PROBLEM REQUIREMENTS
Write the records out again exactly, leaving no images in.

##### THE DATA

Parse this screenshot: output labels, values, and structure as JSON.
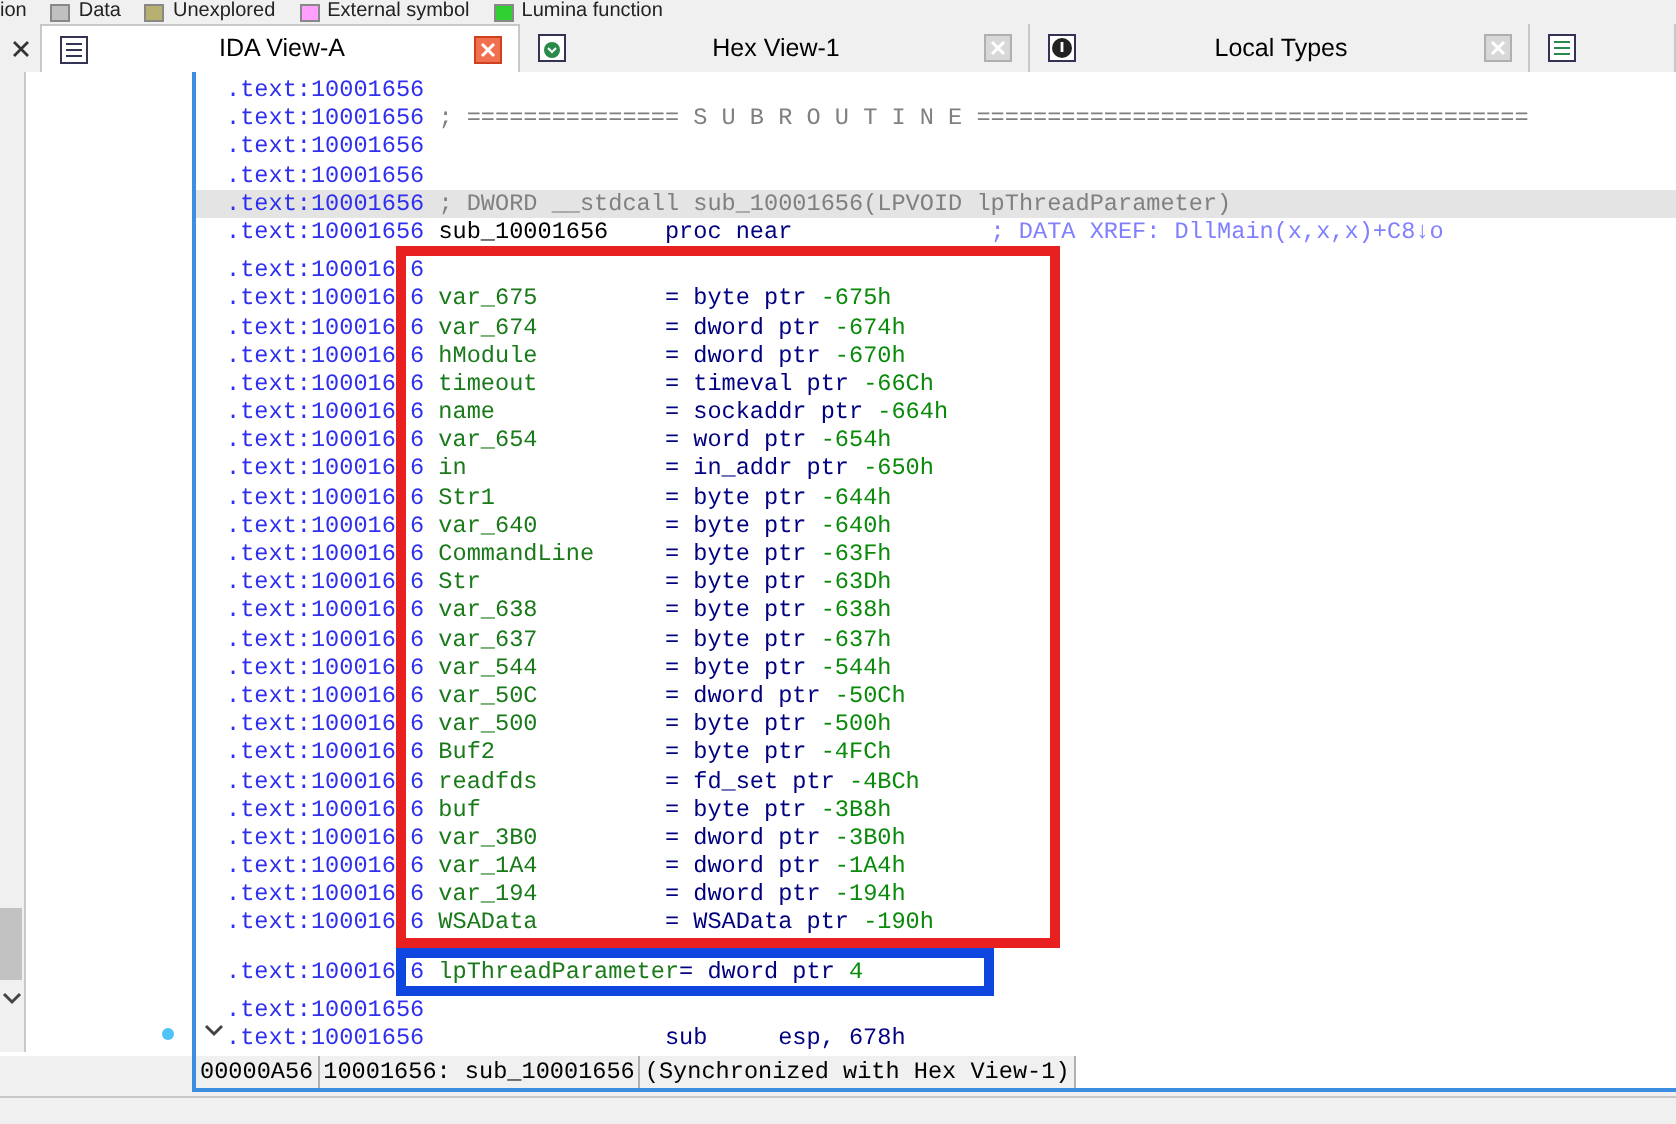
{
  "legend": [
    {
      "label": "ion"
    },
    {
      "label": "Data",
      "color": "#c0c0c0"
    },
    {
      "label": "Unexplored",
      "color": "#b8b070"
    },
    {
      "label": "External symbol",
      "color": "#ffa0ff"
    },
    {
      "label": "Lumina function",
      "color": "#30d030"
    }
  ],
  "tabs": [
    {
      "label": "IDA View-A",
      "selected": true
    },
    {
      "label": "Hex View-1",
      "selected": false
    },
    {
      "label": "Local Types",
      "selected": false
    },
    {
      "selected": false
    }
  ],
  "groups": [
    {
      "kind": "plain",
      "rows": [
        {
          "address": ".text:10001656",
          "kind": "blank"
        },
        {
          "address": ".text:10001656",
          "kind": "comment",
          "text": "; =============== S U B R O U T I N E ======================================="
        },
        {
          "address": ".text:10001656",
          "kind": "blank"
        },
        {
          "address": ".text:10001656",
          "kind": "blank"
        },
        {
          "address": ".text:10001656",
          "kind": "cursor-comment",
          "text": "; DWORD __stdcall sub_10001656(LPVOID lpThreadParameter)"
        },
        {
          "address": ".text:10001656",
          "kind": "proc",
          "label": "sub_10001656",
          "mnemonic": "proc near",
          "comment": "; DATA XREF: DllMain(x,x,x)+C8↓o"
        }
      ]
    },
    {
      "kind": "red-frame",
      "rows": [
        {
          "address": ".text:100016",
          "address_tail": "6",
          "kind": "blank"
        },
        {
          "address": ".text:100016",
          "address_tail": "6",
          "kind": "var",
          "label": "var_675",
          "equals": "=",
          "type": "byte ptr",
          "value": "-675h"
        },
        {
          "address": ".text:100016",
          "address_tail": "6",
          "kind": "var",
          "label": "var_674",
          "equals": "=",
          "type": "dword ptr",
          "value": "-674h"
        },
        {
          "address": ".text:100016",
          "address_tail": "6",
          "kind": "var",
          "label": "hModule",
          "equals": "=",
          "type": "dword ptr",
          "value": "-670h"
        },
        {
          "address": ".text:100016",
          "address_tail": "6",
          "kind": "var",
          "label": "timeout",
          "equals": "=",
          "type": "timeval ptr",
          "value": "-66Ch"
        },
        {
          "address": ".text:100016",
          "address_tail": "6",
          "kind": "var",
          "label": "name",
          "equals": "=",
          "type": "sockaddr ptr",
          "value": "-664h"
        },
        {
          "address": ".text:100016",
          "address_tail": "6",
          "kind": "var",
          "label": "var_654",
          "equals": "=",
          "type": "word ptr",
          "value": "-654h"
        },
        {
          "address": ".text:100016",
          "address_tail": "6",
          "kind": "var",
          "label": "in",
          "equals": "=",
          "type": "in_addr ptr",
          "value": "-650h"
        },
        {
          "address": ".text:100016",
          "address_tail": "6",
          "kind": "var",
          "label": "Str1",
          "equals": "=",
          "type": "byte ptr",
          "value": "-644h"
        },
        {
          "address": ".text:100016",
          "address_tail": "6",
          "kind": "var",
          "label": "var_640",
          "equals": "=",
          "type": "byte ptr",
          "value": "-640h"
        },
        {
          "address": ".text:100016",
          "address_tail": "6",
          "kind": "var",
          "label": "CommandLine",
          "equals": "=",
          "type": "byte ptr",
          "value": "-63Fh"
        },
        {
          "address": ".text:100016",
          "address_tail": "6",
          "kind": "var",
          "label": "Str",
          "equals": "=",
          "type": "byte ptr",
          "value": "-63Dh"
        },
        {
          "address": ".text:100016",
          "address_tail": "6",
          "kind": "var",
          "label": "var_638",
          "equals": "=",
          "type": "byte ptr",
          "value": "-638h"
        },
        {
          "address": ".text:100016",
          "address_tail": "6",
          "kind": "var",
          "label": "var_637",
          "equals": "=",
          "type": "byte ptr",
          "value": "-637h"
        },
        {
          "address": ".text:100016",
          "address_tail": "6",
          "kind": "var",
          "label": "var_544",
          "equals": "=",
          "type": "byte ptr",
          "value": "-544h"
        },
        {
          "address": ".text:100016",
          "address_tail": "6",
          "kind": "var",
          "label": "var_50C",
          "equals": "=",
          "type": "dword ptr",
          "value": "-50Ch"
        },
        {
          "address": ".text:100016",
          "address_tail": "6",
          "kind": "var",
          "label": "var_500",
          "equals": "=",
          "type": "byte ptr",
          "value": "-500h"
        },
        {
          "address": ".text:100016",
          "address_tail": "6",
          "kind": "var",
          "label": "Buf2",
          "equals": "=",
          "type": "byte ptr",
          "value": "-4FCh"
        },
        {
          "address": ".text:100016",
          "address_tail": "6",
          "kind": "var",
          "label": "readfds",
          "equals": "=",
          "type": "fd_set ptr",
          "value": "-4BCh"
        },
        {
          "address": ".text:100016",
          "address_tail": "6",
          "kind": "var",
          "label": "buf",
          "equals": "=",
          "type": "byte ptr",
          "value": "-3B8h"
        },
        {
          "address": ".text:100016",
          "address_tail": "6",
          "kind": "var",
          "label": "var_3B0",
          "equals": "=",
          "type": "dword ptr",
          "value": "-3B0h"
        },
        {
          "address": ".text:100016",
          "address_tail": "6",
          "kind": "var",
          "label": "var_1A4",
          "equals": "=",
          "type": "dword ptr",
          "value": "-1A4h"
        },
        {
          "address": ".text:100016",
          "address_tail": "6",
          "kind": "var",
          "label": "var_194",
          "equals": "=",
          "type": "dword ptr",
          "value": "-194h"
        },
        {
          "address": ".text:100016",
          "address_tail": "6",
          "kind": "var",
          "label": "WSAData",
          "equals": "=",
          "type": "WSAData ptr",
          "value": "-190h"
        }
      ]
    },
    {
      "kind": "blue-frame",
      "rows": [
        {
          "address": ".text:100016",
          "address_tail": "6",
          "kind": "var",
          "label": "lpThreadParameter",
          "equals": "=",
          "type": "dword ptr",
          "value": "4"
        }
      ]
    },
    {
      "kind": "plain",
      "rows": [
        {
          "address": ".text:10001656",
          "kind": "blank"
        },
        {
          "address": ".text:10001656",
          "kind": "instr",
          "mnemonic": "sub",
          "operands": "esp, 678h"
        }
      ]
    }
  ],
  "status": [
    "00000A56",
    "10001656: sub_10001656",
    "(Synchronized with Hex View-1)"
  ]
}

##########

TASK ANSWER
Parse this screenshot: output labels, values, and structure as JSON.
{
  "legend": [
    {
      "label": "ion"
    },
    {
      "label": "Data",
      "color": "#c0c0c0"
    },
    {
      "label": "Unexplored",
      "color": "#b8b070"
    },
    {
      "label": "External symbol",
      "color": "#ffa0ff"
    },
    {
      "label": "Lumina function",
      "color": "#30d030"
    }
  ],
  "tabs": [
    {
      "label": "IDA View-A",
      "selected": true
    },
    {
      "label": "Hex View-1",
      "selected": false
    },
    {
      "label": "Local Types",
      "selected": false
    },
    {
      "selected": false
    }
  ],
  "groups": [
    {
      "kind": "plain",
      "rows": [
        {
          "address": ".text:10001656",
          "kind": "blank"
        },
        {
          "address": ".text:10001656",
          "kind": "comment",
          "text": "; =============== S U B R O U T I N E ======================================="
        },
        {
          "address": ".text:10001656",
          "kind": "blank"
        },
        {
          "address": ".text:10001656",
          "kind": "blank"
        },
        {
          "address": ".text:10001656",
          "kind": "cursor-comment",
          "text": "; DWORD __stdcall sub_10001656(LPVOID lpThreadParameter)"
        },
        {
          "address": ".text:10001656",
          "kind": "proc",
          "label": "sub_10001656",
          "mnemonic": "proc near",
          "comment": "; DATA XREF: DllMain(x,x,x)+C8↓o"
        }
      ]
    },
    {
      "kind": "red-frame",
      "rows": [
        {
          "address": ".text:100016",
          "address_tail": "6",
          "kind": "blank"
        },
        {
          "address": ".text:100016",
          "address_tail": "6",
          "kind": "var",
          "label": "var_675",
          "equals": "=",
          "type": "byte ptr",
          "value": "-675h"
        },
        {
          "address": ".text:100016",
          "address_tail": "6",
          "kind": "var",
          "label": "var_674",
          "equals": "=",
          "type": "dword ptr",
          "value": "-674h"
        },
        {
          "address": ".text:100016",
          "address_tail": "6",
          "kind": "var",
          "label": "hModule",
          "equals": "=",
          "type": "dword ptr",
          "value": "-670h"
        },
        {
          "address": ".text:100016",
          "address_tail": "6",
          "kind": "var",
          "label": "timeout",
          "equals": "=",
          "type": "timeval ptr",
          "value": "-66Ch"
        },
        {
          "address": ".text:100016",
          "address_tail": "6",
          "kind": "var",
          "label": "name",
          "equals": "=",
          "type": "sockaddr ptr",
          "value": "-664h"
        },
        {
          "address": ".text:100016",
          "address_tail": "6",
          "kind": "var",
          "label": "var_654",
          "equals": "=",
          "type": "word ptr",
          "value": "-654h"
        },
        {
          "address": ".text:100016",
          "address_tail": "6",
          "kind": "var",
          "label": "in",
          "equals": "=",
          "type": "in_addr ptr",
          "value": "-650h"
        },
        {
          "address": ".text:100016",
          "address_tail": "6",
          "kind": "var",
          "label": "Str1",
          "equals": "=",
          "type": "byte ptr",
          "value": "-644h"
        },
        {
          "address": ".text:100016",
          "address_tail": "6",
          "kind": "var",
          "label": "var_640",
          "equals": "=",
          "type": "byte ptr",
          "value": "-640h"
        },
        {
          "address": ".text:100016",
          "address_tail": "6",
          "kind": "var",
          "label": "CommandLine",
          "equals": "=",
          "type": "byte ptr",
          "value": "-63Fh"
        },
        {
          "address": ".text:100016",
          "address_tail": "6",
          "kind": "var",
          "label": "Str",
          "equals": "=",
          "type": "byte ptr",
          "value": "-63Dh"
        },
        {
          "address": ".text:100016",
          "address_tail": "6",
          "kind": "var",
          "label": "var_638",
          "equals": "=",
          "type": "byte ptr",
          "value": "-638h"
        },
        {
          "address": ".text:100016",
          "address_tail": "6",
          "kind": "var",
          "label": "var_637",
          "equals": "=",
          "type": "byte ptr",
          "value": "-637h"
        },
        {
          "address": ".text:100016",
          "address_tail": "6",
          "kind": "var",
          "label": "var_544",
          "equals": "=",
          "type": "byte ptr",
          "value": "-544h"
        },
        {
          "address": ".text:100016",
          "address_tail": "6",
          "kind": "var",
          "label": "var_50C",
          "equals": "=",
          "type": "dword ptr",
          "value": "-50Ch"
        },
        {
          "address": ".text:100016",
          "address_tail": "6",
          "kind": "var",
          "label": "var_500",
          "equals": "=",
          "type": "byte ptr",
          "value": "-500h"
        },
        {
          "address": ".text:100016",
          "address_tail": "6",
          "kind": "var",
          "label": "Buf2",
          "equals": "=",
          "type": "byte ptr",
          "value": "-4FCh"
        },
        {
          "address": ".text:100016",
          "address_tail": "6",
          "kind": "var",
          "label": "readfds",
          "equals": "=",
          "type": "fd_set ptr",
          "value": "-4BCh"
        },
        {
          "address": ".text:100016",
          "address_tail": "6",
          "kind": "var",
          "label": "buf",
          "equals": "=",
          "type": "byte ptr",
          "value": "-3B8h"
        },
        {
          "address": ".text:100016",
          "address_tail": "6",
          "kind": "var",
          "label": "var_3B0",
          "equals": "=",
          "type": "dword ptr",
          "value": "-3B0h"
        },
        {
          "address": ".text:100016",
          "address_tail": "6",
          "kind": "var",
          "label": "var_1A4",
          "equals": "=",
          "type": "dword ptr",
          "value": "-1A4h"
        },
        {
          "address": ".text:100016",
          "address_tail": "6",
          "kind": "var",
          "label": "var_194",
          "equals": "=",
          "type": "dword ptr",
          "value": "-194h"
        },
        {
          "address": ".text:100016",
          "address_tail": "6",
          "kind": "var",
          "label": "WSAData",
          "equals": "=",
          "type": "WSAData ptr",
          "value": "-190h"
        }
      ]
    },
    {
      "kind": "blue-frame",
      "rows": [
        {
          "address": ".text:100016",
          "address_tail": "6",
          "kind": "var",
          "label": "lpThreadParameter",
          "equals": "=",
          "type": "dword ptr",
          "value": "4"
        }
      ]
    },
    {
      "kind": "plain",
      "rows": [
        {
          "address": ".text:10001656",
          "kind": "blank"
        },
        {
          "address": ".text:10001656",
          "kind": "instr",
          "mnemonic": "sub",
          "operands": "esp, 678h"
        }
      ]
    }
  ],
  "status": [
    "00000A56",
    "10001656: sub_10001656",
    "(Synchronized with Hex View-1)"
  ]
}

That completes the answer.